PROBLEM TO WORK ON -> Please repeat the records beneath this task exactly as they appear, but skip the images.

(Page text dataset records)
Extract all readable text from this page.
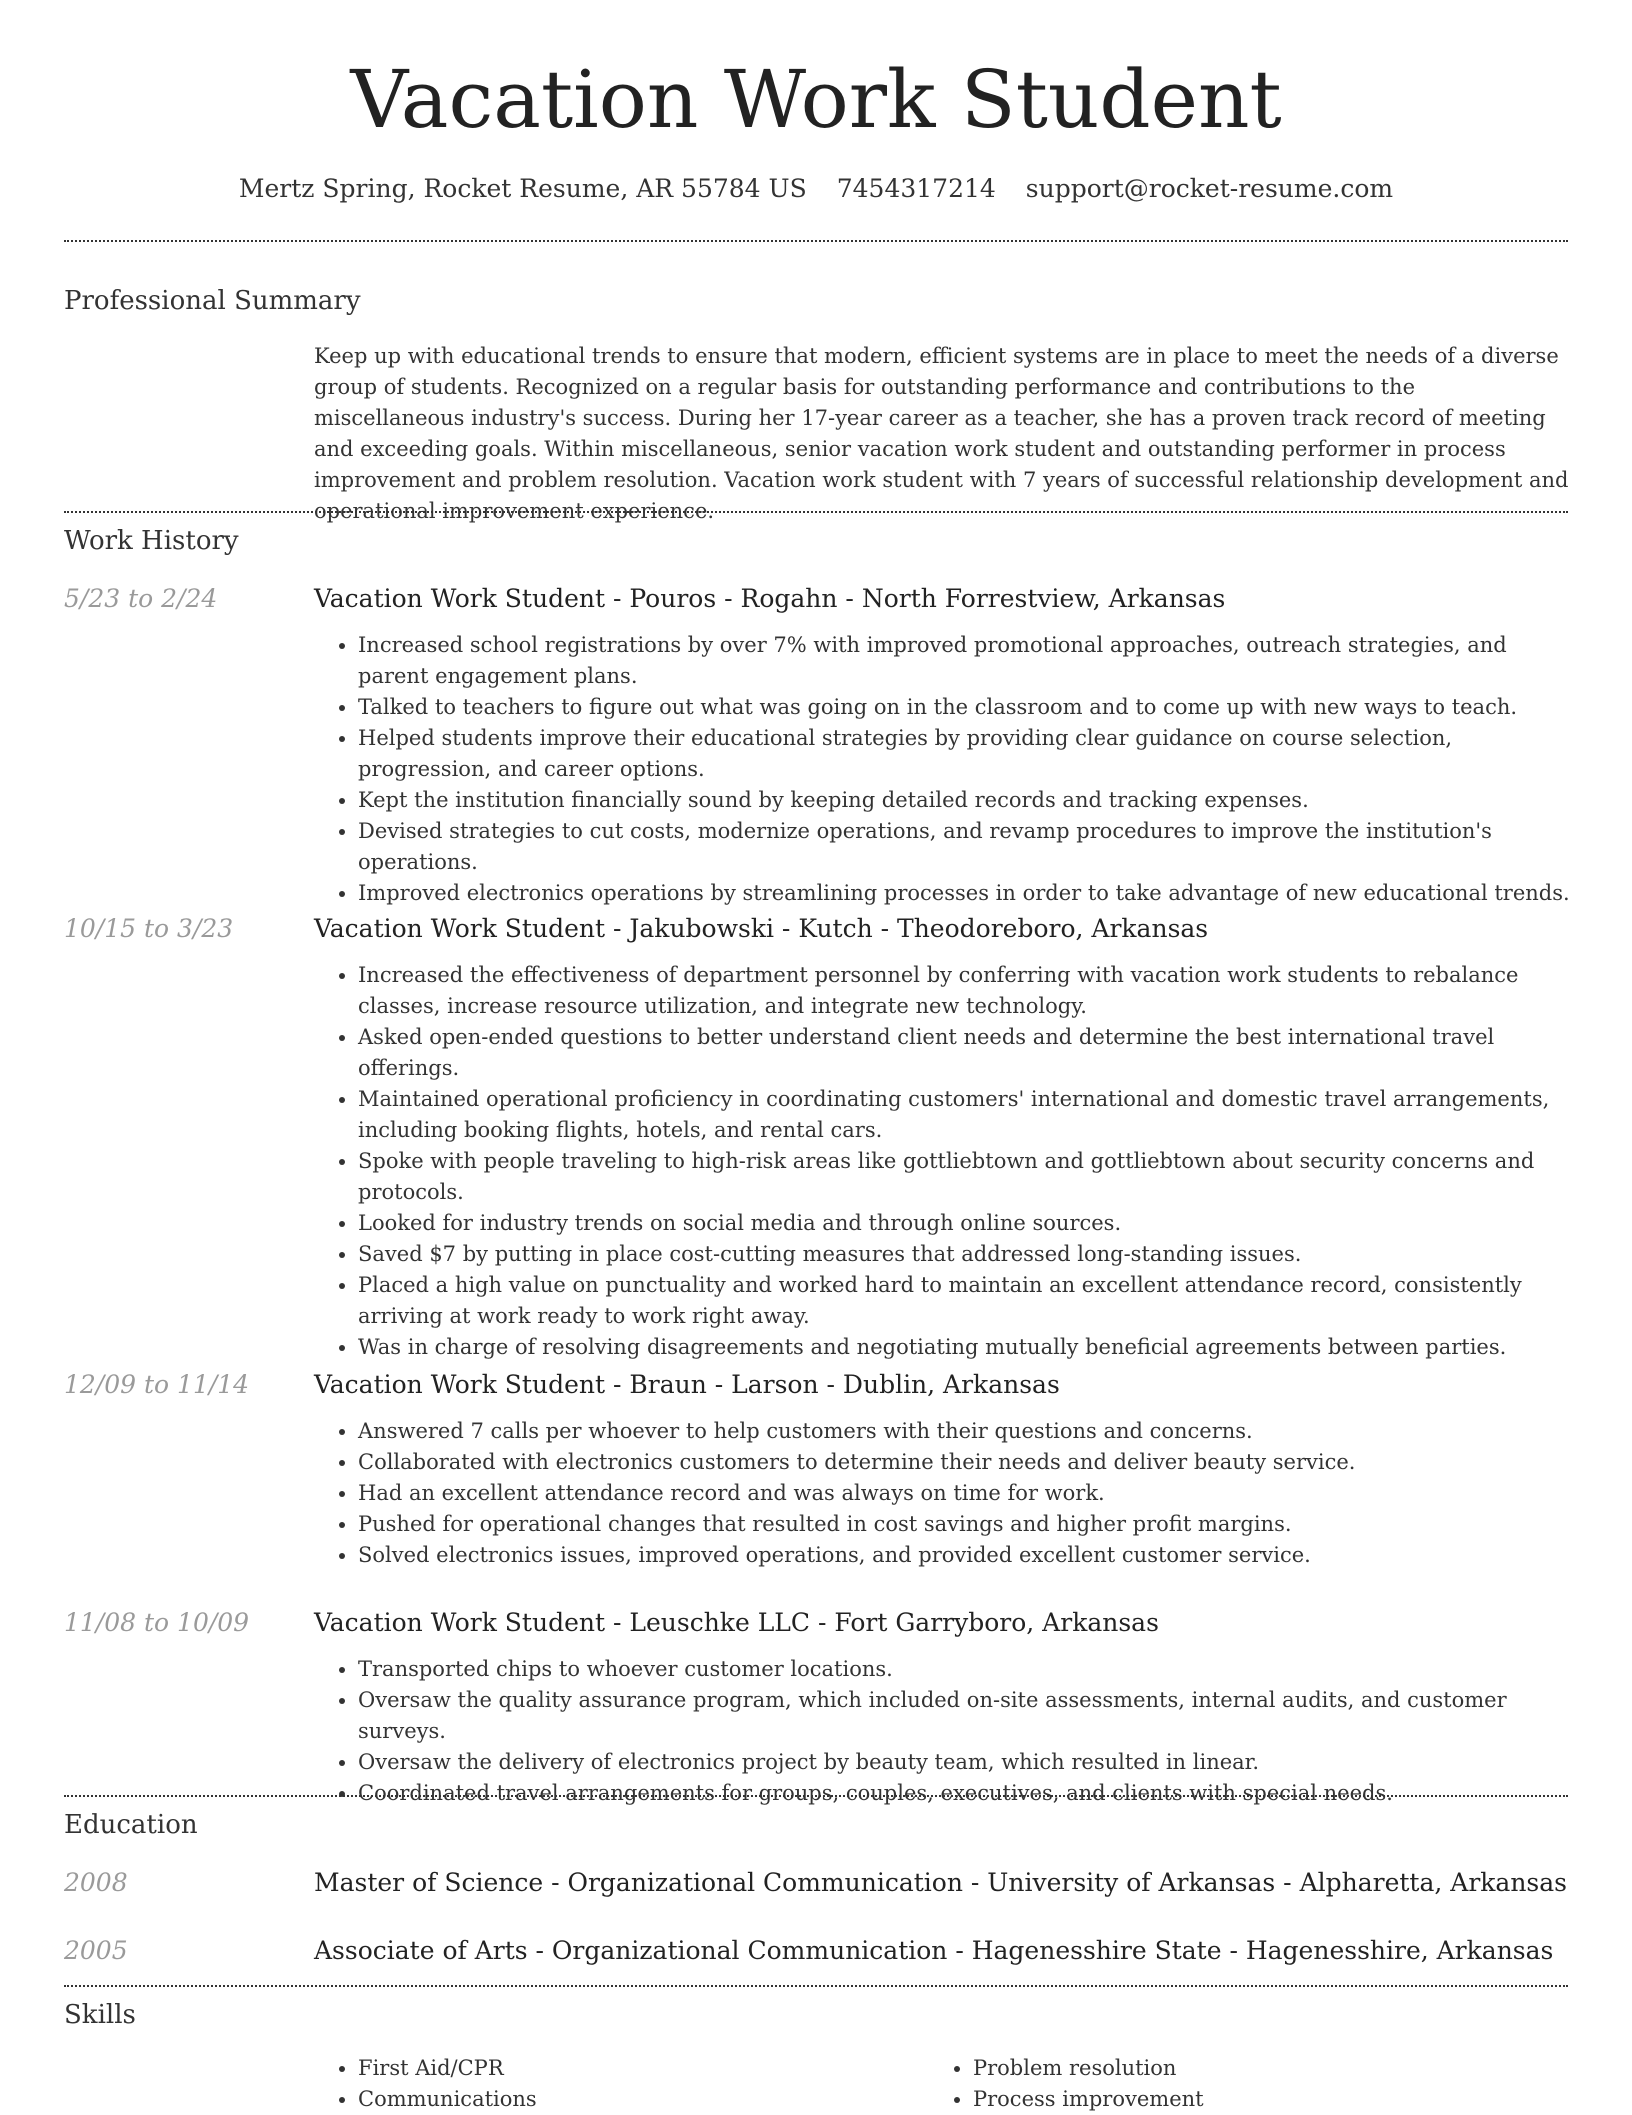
Vacation Work Student
Mertz Spring, Rocket Resume, AR 55784 US 7454317214 support@rocket-resume.com
Professional Summary

Keep up with educational trends to ensure that modern, efficient systems are in place to meet the needs of a diverse group of students. Recognized on a regular basis for outstanding performance and contributions to the miscellaneous industry's success. During her 17-year career as a teacher, she has a proven track record of meeting and exceeding goals. Within miscellaneous, senior vacation work student and outstanding performer in process improvement and problem resolution. Vacation work student with 7 years of successful relationship development and operational improvement experience.

Work History
5/23 to 2/24	Vacation Work Student - Pouros - Rogahn - North Forrestview, Arkansas
• Increased school registrations by over 7% with improved promotional approaches, outreach strategies, and parent engagement plans.
• Talked to teachers to figure out what was going on in the classroom and to come up with new ways to teach.
• Helped students improve their educational strategies by providing clear guidance on course selection, progression, and career options.
• Kept the institution financially sound by keeping detailed records and tracking expenses.
• Devised strategies to cut costs, modernize operations, and revamp procedures to improve the institution's operations.
• Improved electronics operations by streamlining processes in order to take advantage of new educational trends.
10/15 to 3/23	Vacation Work Student - Jakubowski - Kutch - Theodoreboro, Arkansas
• Increased the effectiveness of department personnel by conferring with vacation work students to rebalance classes, increase resource utilization, and integrate new technology.
• Asked open-ended questions to better understand client needs and determine the best international travel offerings.
• Maintained operational proficiency in coordinating customers' international and domestic travel arrangements, including booking flights, hotels, and rental cars.
• Spoke with people traveling to high-risk areas like gottliebtown and gottliebtown about security concerns and protocols.
• Looked for industry trends on social media and through online sources.
• Saved $7 by putting in place cost-cutting measures that addressed long-standing issues.
• Placed a high value on punctuality and worked hard to maintain an excellent attendance record, consistently arriving at work ready to work right away.
• Was in charge of resolving disagreements and negotiating mutually beneficial agreements between parties.
12/09 to 11/14	Vacation Work Student - Braun - Larson - Dublin, Arkansas
• Answered 7 calls per whoever to help customers with their questions and concerns.
• Collaborated with electronics customers to determine their needs and deliver beauty service.
• Had an excellent attendance record and was always on time for work.
• Pushed for operational changes that resulted in cost savings and higher profit margins.
• Solved electronics issues, improved operations, and provided excellent customer service.
11/08 to 10/09	Vacation Work Student - Leuschke LLC - Fort Garryboro, Arkansas
• Transported chips to whoever customer locations.
• Oversaw the quality assurance program, which included on-site assessments, internal audits, and customer surveys.
• Oversaw the delivery of electronics project by beauty team, which resulted in linear.
• Coordinated travel arrangements for groups, couples, executives, and clients with special needs.
Education
2008	Master of Science - Organizational Communication - University of Arkansas - Alpharetta, Arkansas
2005	Associate of Arts - Organizational Communication - Hagenesshire State - Hagenesshire, Arkansas
Skills
• First Aid/CPR
• Communications
• Problem resolution
• Process improvement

TASK RESPONSE ->
Extract all readable text from this page.
Vacation Work Student
Mertz Spring, Rocket Resume, AR 55784 US 7454317214 support@rocket-resume.com
Professional Summary

Keep up with educational trends to ensure that modern, efficient systems are in place to meet the needs of a diverse group of students. Recognized on a regular basis for outstanding performance and contributions to the miscellaneous industry's success. During her 17-year career as a teacher, she has a proven track record of meeting and exceeding goals. Within miscellaneous, senior vacation work student and outstanding performer in process improvement and problem resolution. Vacation work student with 7 years of successful relationship development and operational improvement experience.

Work History
5/23 to 2/24	Vacation Work Student - Pouros - Rogahn - North Forrestview, Arkansas
• Increased school registrations by over 7% with improved promotional approaches, outreach strategies, and parent engagement plans.
• Talked to teachers to figure out what was going on in the classroom and to come up with new ways to teach.
• Helped students improve their educational strategies by providing clear guidance on course selection, progression, and career options.
• Kept the institution financially sound by keeping detailed records and tracking expenses.
• Devised strategies to cut costs, modernize operations, and revamp procedures to improve the institution's operations.
• Improved electronics operations by streamlining processes in order to take advantage of new educational trends.
10/15 to 3/23	Vacation Work Student - Jakubowski - Kutch - Theodoreboro, Arkansas
• Increased the effectiveness of department personnel by conferring with vacation work students to rebalance classes, increase resource utilization, and integrate new technology.
• Asked open-ended questions to better understand client needs and determine the best international travel offerings.
• Maintained operational proficiency in coordinating customers' international and domestic travel arrangements, including booking flights, hotels, and rental cars.
• Spoke with people traveling to high-risk areas like gottliebtown and gottliebtown about security concerns and protocols.
• Looked for industry trends on social media and through online sources.
• Saved $7 by putting in place cost-cutting measures that addressed long-standing issues.
• Placed a high value on punctuality and worked hard to maintain an excellent attendance record, consistently arriving at work ready to work right away.
• Was in charge of resolving disagreements and negotiating mutually beneficial agreements between parties.
12/09 to 11/14	Vacation Work Student - Braun - Larson - Dublin, Arkansas
• Answered 7 calls per whoever to help customers with their questions and concerns.
• Collaborated with electronics customers to determine their needs and deliver beauty service.
• Had an excellent attendance record and was always on time for work.
• Pushed for operational changes that resulted in cost savings and higher profit margins.
• Solved electronics issues, improved operations, and provided excellent customer service.
11/08 to 10/09	Vacation Work Student - Leuschke LLC - Fort Garryboro, Arkansas
• Transported chips to whoever customer locations.
• Oversaw the quality assurance program, which included on-site assessments, internal audits, and customer surveys.
• Oversaw the delivery of electronics project by beauty team, which resulted in linear.
• Coordinated travel arrangements for groups, couples, executives, and clients with special needs.
Education
2008	Master of Science - Organizational Communication - University of Arkansas - Alpharetta, Arkansas
2005	Associate of Arts - Organizational Communication - Hagenesshire State - Hagenesshire, Arkansas
Skills
• First Aid/CPR
• Communications
• Problem resolution
• Process improvement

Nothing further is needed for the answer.